*** Block opens ***

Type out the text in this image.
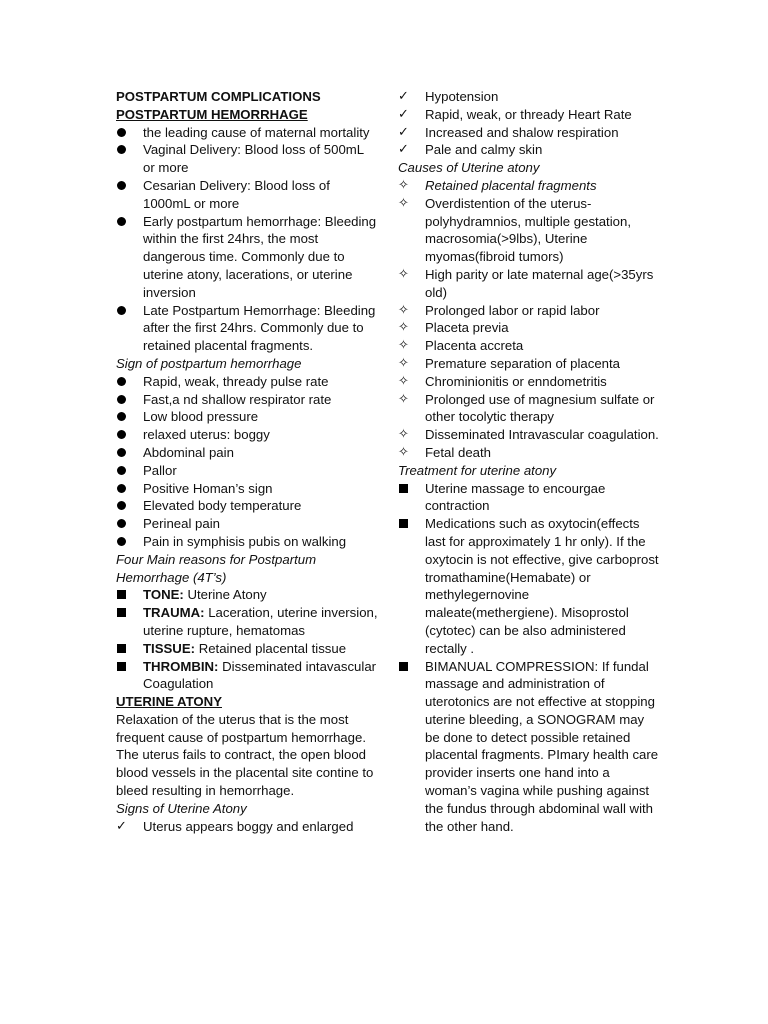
POSTPARTUM COMPLICATIONS
POSTPARTUM HEMORRHAGE
the leading cause of maternal mortality
Vaginal Delivery: Blood loss of 500mL or more
Cesarian Delivery: Blood loss of 1000mL or more
Early postpartum hemorrhage: Bleeding within the first 24hrs, the most dangerous time. Commonly due to uterine atony, lacerations, or uterine inversion
Late Postpartum Hemorrhage: Bleeding after the first 24hrs. Commonly due to retained placental fragments.
Sign of postpartum hemorrhage
Rapid, weak, thready pulse rate
Fast,a nd shallow respirator rate
Low blood pressure
relaxed uterus: boggy
Abdominal pain
Pallor
Positive Homan’s sign
Elevated body temperature
Perineal pain
Pain in symphisis pubis on walking
Four Main reasons for Postpartum Hemorrhage (4T’s)
TONE: Uterine Atony
TRAUMA: Laceration, uterine inversion, uterine rupture, hematomas
TISSUE: Retained placental tissue
THROMBIN: Disseminated intavascular Coagulation
UTERINE ATONY
Relaxation of the uterus that is the most frequent cause of postpartum hemorrhage.
The uterus fails to contract, the open blood blood vessels in the placental site contine to bleed resulting in hemorrhage.
Signs of Uterine Atony
✓	Uterus appears boggy and enlarged
✓	Hypotension
✓	Rapid, weak, or thready Heart Rate
✓	Increased and shalow respiration
✓	Pale and calmy skin
Causes of Uterine atony
✧	Retained placental fragments
✧	Overdistention of the uterus- polyhydramnios, multiple gestation, macrosomia(>9lbs), Uterine myomas(fibroid tumors)
✧	High parity or late maternal age(>35yrs old)
✧	Prolonged labor or rapid labor
✧	Placeta previa
✧	Placenta accreta
✧	Premature separation of placenta
✧	Chrominionitis or enndometritis
✧	Prolonged use of magnesium sulfate or other tocolytic therapy
✧	Disseminated Intravascular coagulation.
✧	Fetal death
Treatment for uterine atony
Uterine massage to encourgae contraction
Medications such as oxytocin(effects last for approximately 1 hr only). If the oxytocin is not effective, give carboprost tromathamine(Hemabate) or methylegernovine maleate(methergiene). Misoprostol (cytotec) can be also administered rectally .
BIMANUAL COMPRESSION: If fundal massage and administration of uterotonics are not effective at stopping uterine bleeding, a SONOGRAM may be done to detect possible retained placental fragments. PImary health care provider inserts one hand into a woman’s vagina while pushing against the fundus through abdominal wall with the other hand.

*** Block closes ***

-- PROBLEM TO WORK ON --
Everything in the entries above must be output again exactly, except the pictures.

-- ANSWER TO THIS EXERCISE --
Type out the text in this image.
POSTPARTUM COMPLICATIONS
POSTPARTUM HEMORRHAGE
the leading cause of maternal mortality
Vaginal Delivery: Blood loss of 500mL or more
Cesarian Delivery: Blood loss of 1000mL or more
Early postpartum hemorrhage: Bleeding within the first 24hrs, the most dangerous time. Commonly due to uterine atony, lacerations, or uterine inversion
Late Postpartum Hemorrhage: Bleeding after the first 24hrs. Commonly due to retained placental fragments.
Sign of postpartum hemorrhage
Rapid, weak, thready pulse rate
Fast,a nd shallow respirator rate
Low blood pressure
relaxed uterus: boggy
Abdominal pain
Pallor
Positive Homan’s sign
Elevated body temperature
Perineal pain
Pain in symphisis pubis on walking
Four Main reasons for Postpartum Hemorrhage (4T’s)
TONE: Uterine Atony
TRAUMA: Laceration, uterine inversion, uterine rupture, hematomas
TISSUE: Retained placental tissue
THROMBIN: Disseminated intavascular Coagulation
UTERINE ATONY
Relaxation of the uterus that is the most frequent cause of postpartum hemorrhage.
The uterus fails to contract, the open blood blood vessels in the placental site contine to bleed resulting in hemorrhage.
Signs of Uterine Atony
✓	Uterus appears boggy and enlarged
✓	Hypotension
✓	Rapid, weak, or thready Heart Rate
✓	Increased and shalow respiration
✓	Pale and calmy skin
Causes of Uterine atony
✧	Retained placental fragments
✧	Overdistention of the uterus- polyhydramnios, multiple gestation, macrosomia(>9lbs), Uterine myomas(fibroid tumors)
✧	High parity or late maternal age(>35yrs old)
✧	Prolonged labor or rapid labor
✧	Placeta previa
✧	Placenta accreta
✧	Premature separation of placenta
✧	Chrominionitis or enndometritis
✧	Prolonged use of magnesium sulfate or other tocolytic therapy
✧	Disseminated Intravascular coagulation.
✧	Fetal death
Treatment for uterine atony
Uterine massage to encourgae contraction
Medications such as oxytocin(effects last for approximately 1 hr only). If the oxytocin is not effective, give carboprost tromathamine(Hemabate) or methylegernovine maleate(methergiene). Misoprostol (cytotec) can be also administered rectally .
BIMANUAL COMPRESSION: If fundal massage and administration of uterotonics are not effective at stopping uterine bleeding, a SONOGRAM may be done to detect possible retained placental fragments. PImary health care provider inserts one hand into a woman’s vagina while pushing against the fundus through abdominal wall with the other hand.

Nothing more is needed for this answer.